** Begin **

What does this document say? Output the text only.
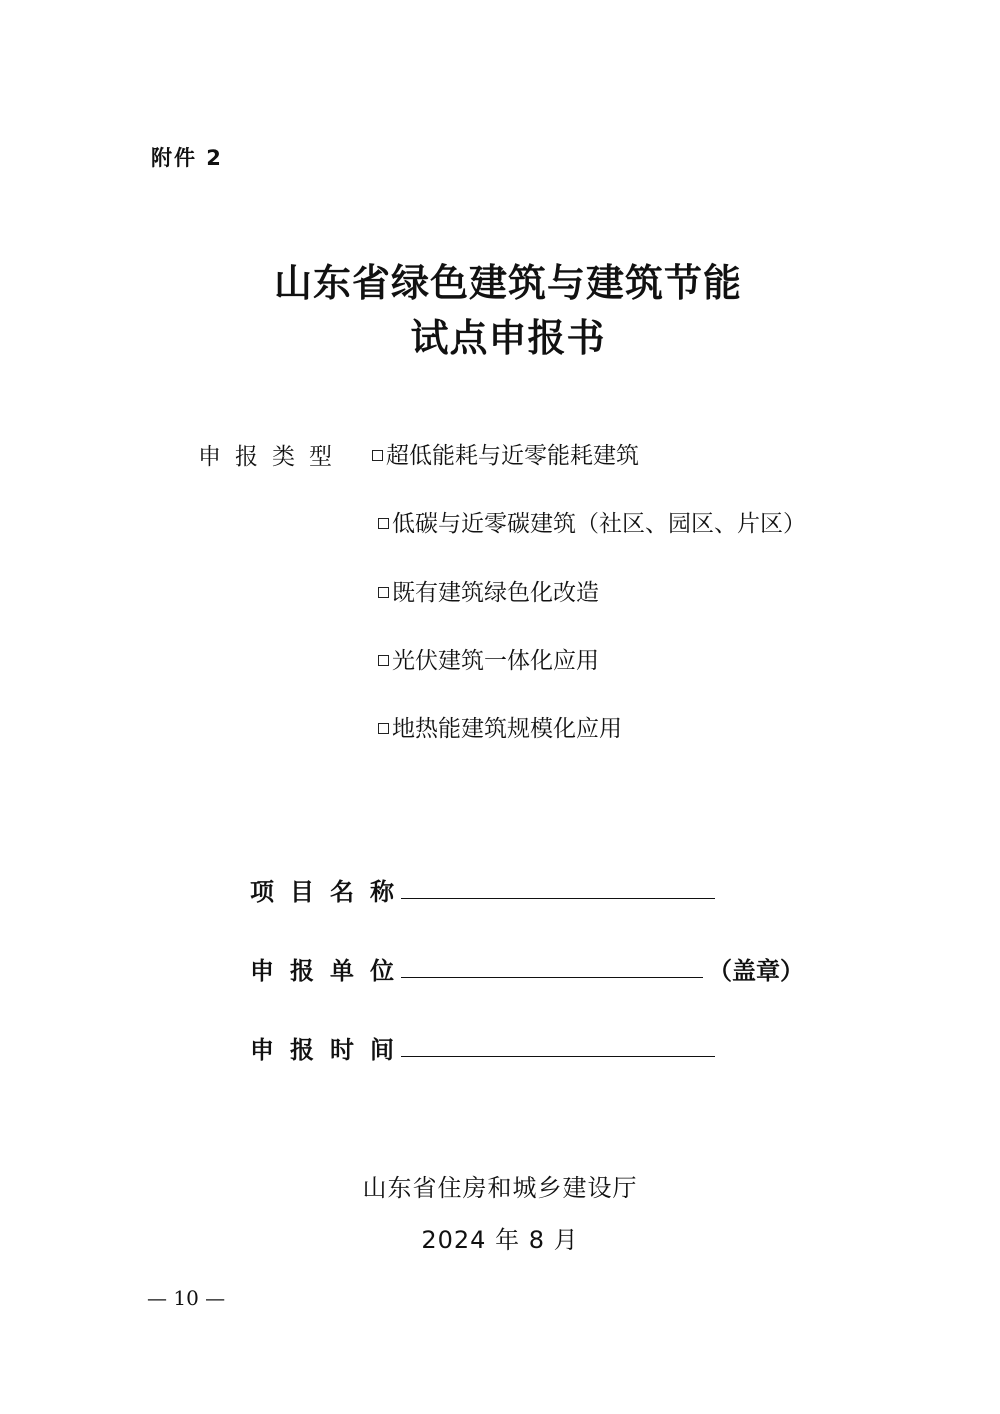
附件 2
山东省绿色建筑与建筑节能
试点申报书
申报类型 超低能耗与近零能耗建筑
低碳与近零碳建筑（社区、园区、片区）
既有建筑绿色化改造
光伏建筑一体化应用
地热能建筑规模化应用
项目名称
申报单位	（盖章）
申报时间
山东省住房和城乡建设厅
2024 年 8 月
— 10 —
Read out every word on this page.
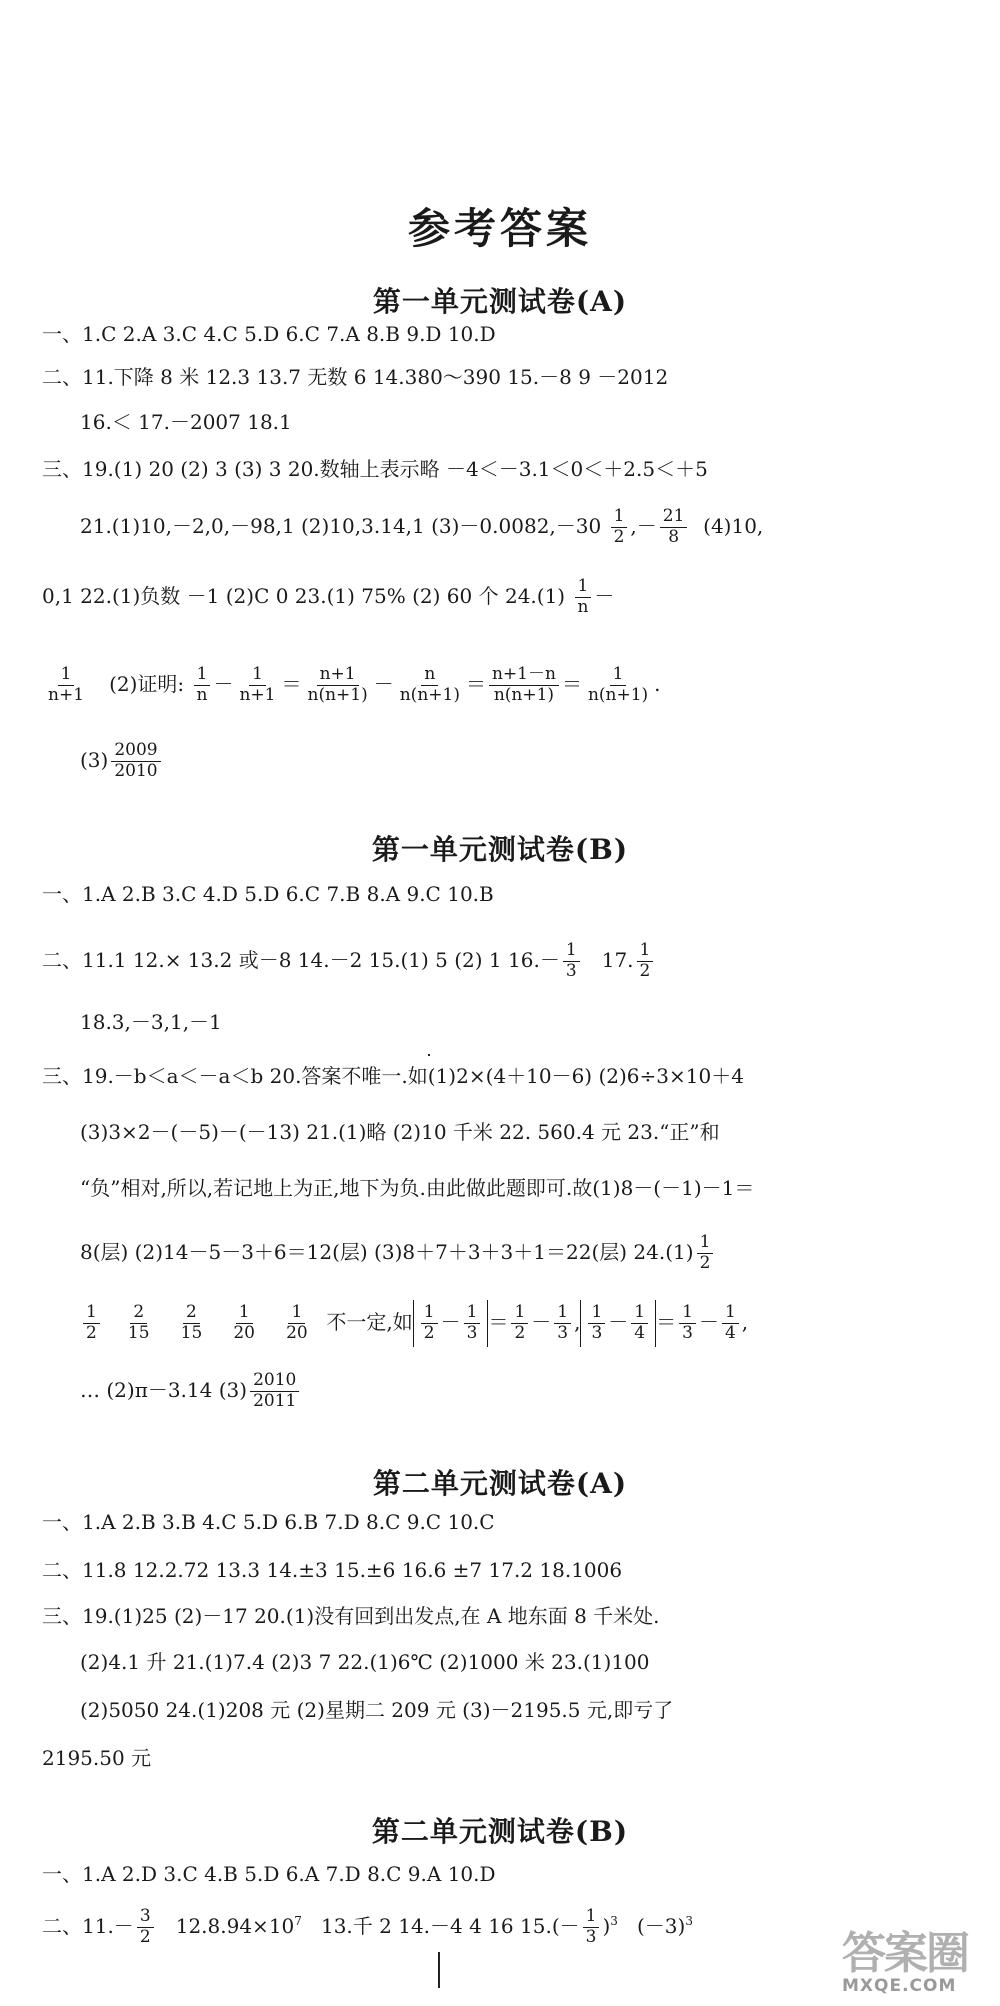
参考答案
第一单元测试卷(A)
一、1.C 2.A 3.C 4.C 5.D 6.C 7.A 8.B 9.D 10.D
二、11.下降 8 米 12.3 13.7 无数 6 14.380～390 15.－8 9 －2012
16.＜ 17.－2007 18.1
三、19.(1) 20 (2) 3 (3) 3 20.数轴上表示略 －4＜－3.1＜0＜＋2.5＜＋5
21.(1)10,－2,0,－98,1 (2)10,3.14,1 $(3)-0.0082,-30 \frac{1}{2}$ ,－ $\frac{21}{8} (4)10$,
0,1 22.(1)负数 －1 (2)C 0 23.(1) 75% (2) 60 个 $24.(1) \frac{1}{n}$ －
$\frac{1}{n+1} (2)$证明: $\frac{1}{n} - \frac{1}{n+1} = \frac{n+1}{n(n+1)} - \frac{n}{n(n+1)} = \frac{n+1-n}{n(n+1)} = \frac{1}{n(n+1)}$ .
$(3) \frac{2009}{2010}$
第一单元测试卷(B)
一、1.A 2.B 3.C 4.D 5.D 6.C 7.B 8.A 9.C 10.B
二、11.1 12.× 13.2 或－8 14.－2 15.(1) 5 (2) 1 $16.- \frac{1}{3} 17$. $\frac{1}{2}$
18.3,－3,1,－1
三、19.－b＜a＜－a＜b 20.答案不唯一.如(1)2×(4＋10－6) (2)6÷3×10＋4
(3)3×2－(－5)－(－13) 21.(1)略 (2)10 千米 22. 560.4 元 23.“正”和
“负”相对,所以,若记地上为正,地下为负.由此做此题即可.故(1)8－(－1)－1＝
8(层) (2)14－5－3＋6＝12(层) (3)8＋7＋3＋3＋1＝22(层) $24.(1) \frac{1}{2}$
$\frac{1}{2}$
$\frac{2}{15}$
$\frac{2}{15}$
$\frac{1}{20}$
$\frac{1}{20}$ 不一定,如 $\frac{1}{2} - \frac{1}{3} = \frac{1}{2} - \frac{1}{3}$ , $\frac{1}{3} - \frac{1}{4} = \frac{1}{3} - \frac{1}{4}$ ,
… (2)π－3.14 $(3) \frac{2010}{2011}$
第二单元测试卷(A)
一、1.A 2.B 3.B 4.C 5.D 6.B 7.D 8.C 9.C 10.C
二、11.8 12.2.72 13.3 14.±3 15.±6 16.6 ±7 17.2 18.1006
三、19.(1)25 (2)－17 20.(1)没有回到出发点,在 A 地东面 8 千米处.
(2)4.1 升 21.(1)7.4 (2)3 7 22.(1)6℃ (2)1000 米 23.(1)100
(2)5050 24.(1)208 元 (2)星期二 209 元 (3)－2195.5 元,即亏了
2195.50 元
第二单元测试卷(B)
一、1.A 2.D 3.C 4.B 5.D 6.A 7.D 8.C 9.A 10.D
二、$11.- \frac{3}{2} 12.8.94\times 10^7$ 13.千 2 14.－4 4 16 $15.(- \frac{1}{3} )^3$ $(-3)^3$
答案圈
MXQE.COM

** End **

AIM OF THE EXERCISE
Locate all lines that include the word "this" and copy them out.

SOLUTION TO THE PROBLEM
What does this document say? Output the text only.
Read out every word on this page.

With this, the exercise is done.